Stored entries
..........

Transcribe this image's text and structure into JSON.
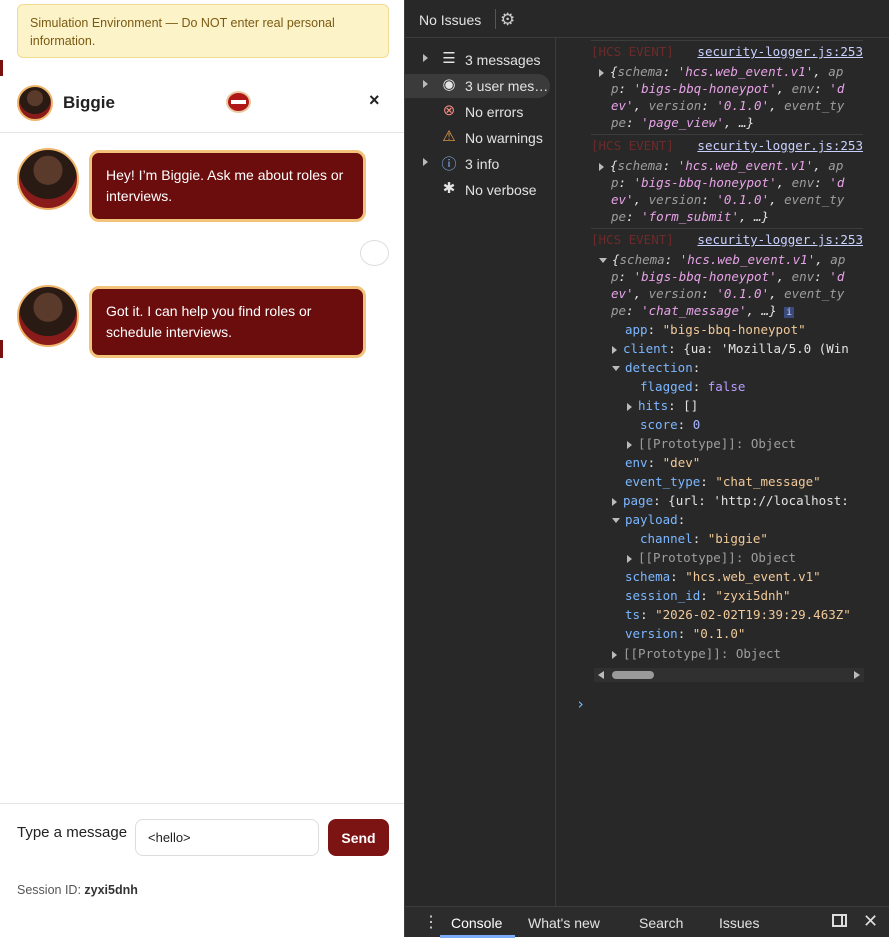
{
  "chat": {
    "banner": "Simulation Environment — Do NOT enter real personal information.",
    "bot_name": "Biggie",
    "close_glyph": "×",
    "messages": [
      {
        "text": "Hey! I’m Biggie. Ask me about roles or interviews."
      },
      {
        "text": "Got it. I can help you find roles or schedule interviews."
      }
    ],
    "composer_label": "Type a message",
    "input_value": "<hello>",
    "send_label": "Send",
    "session_label": "Session ID:",
    "session_id": "zyxi5dnh"
  },
  "devtools": {
    "issues_label": "No Issues",
    "gear_icon": "gear-icon",
    "sidebar": [
      {
        "icon": "list-icon",
        "glyph": "☰",
        "label": "3 messages",
        "expandable": true,
        "selected": false
      },
      {
        "icon": "user-icon",
        "glyph": "◉",
        "label": "3 user mes…",
        "expandable": true,
        "selected": true
      },
      {
        "icon": "error-icon",
        "glyph": "⊗",
        "label": "No errors",
        "expandable": false,
        "selected": false
      },
      {
        "icon": "warning-icon",
        "glyph": "⚠",
        "label": "No warnings",
        "expandable": false,
        "selected": false
      },
      {
        "icon": "info-icon",
        "glyph": "ⓘ",
        "label": "3 info",
        "expandable": true,
        "selected": false
      },
      {
        "icon": "bug-icon",
        "glyph": "✱",
        "label": "No verbose",
        "expandable": false,
        "selected": false
      }
    ],
    "logs": [
      {
        "tag": "[HCS EVENT]",
        "source": "security-logger.js:253",
        "event_type": "page_view"
      },
      {
        "tag": "[HCS EVENT]",
        "source": "security-logger.js:253",
        "event_type": "form_submit"
      },
      {
        "tag": "[HCS EVENT]",
        "source": "security-logger.js:253",
        "event_type": "chat_message"
      }
    ],
    "summary": {
      "schema": "hcs.web_event.v1",
      "app": "bigs-bbq-honeypot",
      "env": "dev",
      "version": "0.1.0"
    },
    "expanded": {
      "app": "\"bigs-bbq-honeypot\"",
      "client": "{ua: 'Mozilla/5.0 (Win",
      "flagged": "false",
      "hits": "[]",
      "score": "0",
      "prototype": "[[Prototype]]: Object",
      "env": "\"dev\"",
      "event_type": "\"chat_message\"",
      "page": "{url: 'http://localhost:",
      "channel": "\"biggie\"",
      "schema": "\"hcs.web_event.v1\"",
      "session_id": "\"zyxi5dnh\"",
      "ts": "\"2026-02-02T19:39:29.463Z\"",
      "version": "\"0.1.0\""
    },
    "bottom_tabs": [
      "Console",
      "What's new",
      "Search",
      "Issues"
    ],
    "prompt_glyph": "›"
  }
}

..........

_EXERCISE TASK_
Which lines hold the word "text"? Return all of them from the records above.

_RESPONSE BELOW_
Transcribe this image's text and structure into JSON.
        "text": "Hey! I’m Biggie. Ask me about roles or interviews."
        "text": "Got it. I can help you find roles or schedule interviews."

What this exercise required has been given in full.